Problem details: Your answer should be a single number: the count of lines that hold the word "Поэтому".

Lines of data
========================================

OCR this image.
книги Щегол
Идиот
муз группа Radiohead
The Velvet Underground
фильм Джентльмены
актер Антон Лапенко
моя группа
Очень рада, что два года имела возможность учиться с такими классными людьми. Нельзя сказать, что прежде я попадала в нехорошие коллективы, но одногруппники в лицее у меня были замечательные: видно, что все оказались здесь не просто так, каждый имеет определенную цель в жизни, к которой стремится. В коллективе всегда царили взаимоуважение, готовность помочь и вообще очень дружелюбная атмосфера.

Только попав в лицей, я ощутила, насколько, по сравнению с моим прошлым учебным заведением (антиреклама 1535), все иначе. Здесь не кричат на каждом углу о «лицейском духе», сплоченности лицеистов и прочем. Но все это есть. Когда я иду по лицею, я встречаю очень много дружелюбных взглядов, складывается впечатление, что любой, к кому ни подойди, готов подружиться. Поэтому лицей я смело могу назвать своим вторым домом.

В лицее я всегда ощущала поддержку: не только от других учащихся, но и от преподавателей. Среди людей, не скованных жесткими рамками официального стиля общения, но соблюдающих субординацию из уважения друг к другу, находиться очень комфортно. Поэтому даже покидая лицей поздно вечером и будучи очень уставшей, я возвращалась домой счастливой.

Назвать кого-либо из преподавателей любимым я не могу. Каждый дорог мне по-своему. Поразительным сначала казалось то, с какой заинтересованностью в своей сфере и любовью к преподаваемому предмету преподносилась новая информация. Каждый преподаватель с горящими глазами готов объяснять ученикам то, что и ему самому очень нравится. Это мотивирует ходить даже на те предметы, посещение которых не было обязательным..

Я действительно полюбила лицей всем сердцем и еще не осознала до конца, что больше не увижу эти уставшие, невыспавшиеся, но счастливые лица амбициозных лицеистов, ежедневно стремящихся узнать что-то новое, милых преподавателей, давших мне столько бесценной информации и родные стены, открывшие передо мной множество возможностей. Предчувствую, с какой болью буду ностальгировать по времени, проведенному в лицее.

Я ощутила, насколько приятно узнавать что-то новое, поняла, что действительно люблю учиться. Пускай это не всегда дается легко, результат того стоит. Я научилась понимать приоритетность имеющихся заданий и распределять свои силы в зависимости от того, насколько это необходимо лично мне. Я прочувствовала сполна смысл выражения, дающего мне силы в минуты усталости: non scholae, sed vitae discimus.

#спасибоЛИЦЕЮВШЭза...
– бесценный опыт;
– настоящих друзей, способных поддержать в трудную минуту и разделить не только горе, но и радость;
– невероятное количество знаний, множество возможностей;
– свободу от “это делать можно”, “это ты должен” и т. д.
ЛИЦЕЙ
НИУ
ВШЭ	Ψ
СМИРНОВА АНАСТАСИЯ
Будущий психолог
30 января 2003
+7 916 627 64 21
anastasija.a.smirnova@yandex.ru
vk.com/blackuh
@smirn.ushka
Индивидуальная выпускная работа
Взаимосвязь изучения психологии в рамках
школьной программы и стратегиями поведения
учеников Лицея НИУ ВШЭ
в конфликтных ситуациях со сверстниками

========================================

Task answer: 2